_Exercise prompt_
Answer with one number: the count of lines in this material that hold the word "name".

_Records shown_
++++++

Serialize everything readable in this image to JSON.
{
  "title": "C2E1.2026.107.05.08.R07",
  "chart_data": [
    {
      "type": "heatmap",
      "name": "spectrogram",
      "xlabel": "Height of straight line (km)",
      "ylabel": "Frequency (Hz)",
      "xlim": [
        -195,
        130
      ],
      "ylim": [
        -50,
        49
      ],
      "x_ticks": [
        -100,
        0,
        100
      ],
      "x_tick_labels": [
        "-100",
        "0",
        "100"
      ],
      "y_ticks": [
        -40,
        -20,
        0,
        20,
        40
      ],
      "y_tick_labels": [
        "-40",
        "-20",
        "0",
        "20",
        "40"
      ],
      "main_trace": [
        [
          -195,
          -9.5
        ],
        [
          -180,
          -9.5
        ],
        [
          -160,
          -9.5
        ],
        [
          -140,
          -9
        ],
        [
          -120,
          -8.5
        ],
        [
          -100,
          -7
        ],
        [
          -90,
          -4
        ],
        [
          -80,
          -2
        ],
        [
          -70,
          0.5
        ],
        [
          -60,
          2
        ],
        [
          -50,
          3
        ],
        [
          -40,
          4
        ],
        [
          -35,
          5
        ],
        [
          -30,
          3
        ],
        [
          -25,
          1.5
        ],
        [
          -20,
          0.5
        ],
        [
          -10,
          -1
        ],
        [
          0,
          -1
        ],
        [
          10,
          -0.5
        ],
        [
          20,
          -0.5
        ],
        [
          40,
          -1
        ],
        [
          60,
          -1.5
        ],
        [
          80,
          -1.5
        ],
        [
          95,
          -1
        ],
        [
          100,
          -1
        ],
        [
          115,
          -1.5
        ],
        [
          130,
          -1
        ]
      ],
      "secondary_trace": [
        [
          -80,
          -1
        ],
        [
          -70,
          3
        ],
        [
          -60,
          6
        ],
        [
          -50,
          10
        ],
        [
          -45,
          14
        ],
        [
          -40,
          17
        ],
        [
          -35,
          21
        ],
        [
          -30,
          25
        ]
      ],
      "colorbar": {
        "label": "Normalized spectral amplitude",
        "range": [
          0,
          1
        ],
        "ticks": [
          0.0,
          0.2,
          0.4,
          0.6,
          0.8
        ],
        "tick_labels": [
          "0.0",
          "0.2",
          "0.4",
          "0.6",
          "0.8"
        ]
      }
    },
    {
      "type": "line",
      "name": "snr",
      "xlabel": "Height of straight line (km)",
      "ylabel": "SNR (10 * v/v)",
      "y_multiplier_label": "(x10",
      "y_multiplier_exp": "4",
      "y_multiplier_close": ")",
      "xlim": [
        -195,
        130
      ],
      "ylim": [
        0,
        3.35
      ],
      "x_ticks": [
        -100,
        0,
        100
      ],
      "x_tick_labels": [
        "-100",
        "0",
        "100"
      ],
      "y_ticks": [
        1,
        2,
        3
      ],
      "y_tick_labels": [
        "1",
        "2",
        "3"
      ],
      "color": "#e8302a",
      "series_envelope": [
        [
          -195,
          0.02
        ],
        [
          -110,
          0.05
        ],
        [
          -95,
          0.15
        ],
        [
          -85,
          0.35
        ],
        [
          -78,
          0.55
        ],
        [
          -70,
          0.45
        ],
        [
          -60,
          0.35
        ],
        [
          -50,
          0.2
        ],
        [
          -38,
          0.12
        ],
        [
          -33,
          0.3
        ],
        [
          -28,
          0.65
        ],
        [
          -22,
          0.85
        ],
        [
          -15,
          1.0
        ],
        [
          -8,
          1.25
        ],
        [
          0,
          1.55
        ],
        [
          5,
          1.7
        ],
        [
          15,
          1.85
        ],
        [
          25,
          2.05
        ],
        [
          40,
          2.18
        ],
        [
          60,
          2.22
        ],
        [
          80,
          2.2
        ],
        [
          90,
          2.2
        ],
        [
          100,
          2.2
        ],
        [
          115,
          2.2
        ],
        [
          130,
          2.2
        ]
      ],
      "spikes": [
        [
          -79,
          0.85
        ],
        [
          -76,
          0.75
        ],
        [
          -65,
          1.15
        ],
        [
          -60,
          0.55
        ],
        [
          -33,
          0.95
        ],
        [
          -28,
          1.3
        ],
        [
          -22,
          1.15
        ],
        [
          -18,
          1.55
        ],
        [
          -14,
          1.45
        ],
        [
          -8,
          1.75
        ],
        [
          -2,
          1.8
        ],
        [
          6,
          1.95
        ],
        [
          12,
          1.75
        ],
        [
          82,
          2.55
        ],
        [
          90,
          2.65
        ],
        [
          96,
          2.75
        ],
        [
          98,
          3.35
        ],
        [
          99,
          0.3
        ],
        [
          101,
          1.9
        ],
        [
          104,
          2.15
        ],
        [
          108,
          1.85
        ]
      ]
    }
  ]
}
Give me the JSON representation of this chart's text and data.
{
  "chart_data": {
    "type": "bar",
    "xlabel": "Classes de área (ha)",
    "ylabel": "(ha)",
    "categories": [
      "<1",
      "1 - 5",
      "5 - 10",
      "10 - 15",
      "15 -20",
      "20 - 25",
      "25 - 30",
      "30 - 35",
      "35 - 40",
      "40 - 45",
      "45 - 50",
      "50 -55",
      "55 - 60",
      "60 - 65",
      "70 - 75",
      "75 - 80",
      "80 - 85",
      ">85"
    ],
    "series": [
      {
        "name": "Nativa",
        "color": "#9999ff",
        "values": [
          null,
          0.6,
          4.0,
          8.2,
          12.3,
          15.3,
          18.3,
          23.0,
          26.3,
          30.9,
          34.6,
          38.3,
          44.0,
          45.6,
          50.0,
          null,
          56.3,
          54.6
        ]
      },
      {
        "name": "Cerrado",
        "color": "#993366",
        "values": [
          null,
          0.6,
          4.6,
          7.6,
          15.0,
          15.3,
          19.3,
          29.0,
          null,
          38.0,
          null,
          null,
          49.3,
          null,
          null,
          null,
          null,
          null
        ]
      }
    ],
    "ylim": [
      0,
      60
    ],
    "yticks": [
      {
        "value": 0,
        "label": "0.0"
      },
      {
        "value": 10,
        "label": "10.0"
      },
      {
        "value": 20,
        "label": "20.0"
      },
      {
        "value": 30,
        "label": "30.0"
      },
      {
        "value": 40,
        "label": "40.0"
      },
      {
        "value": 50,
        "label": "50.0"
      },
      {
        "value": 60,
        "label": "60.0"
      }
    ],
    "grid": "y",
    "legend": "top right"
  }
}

++++++

_Final answer_
4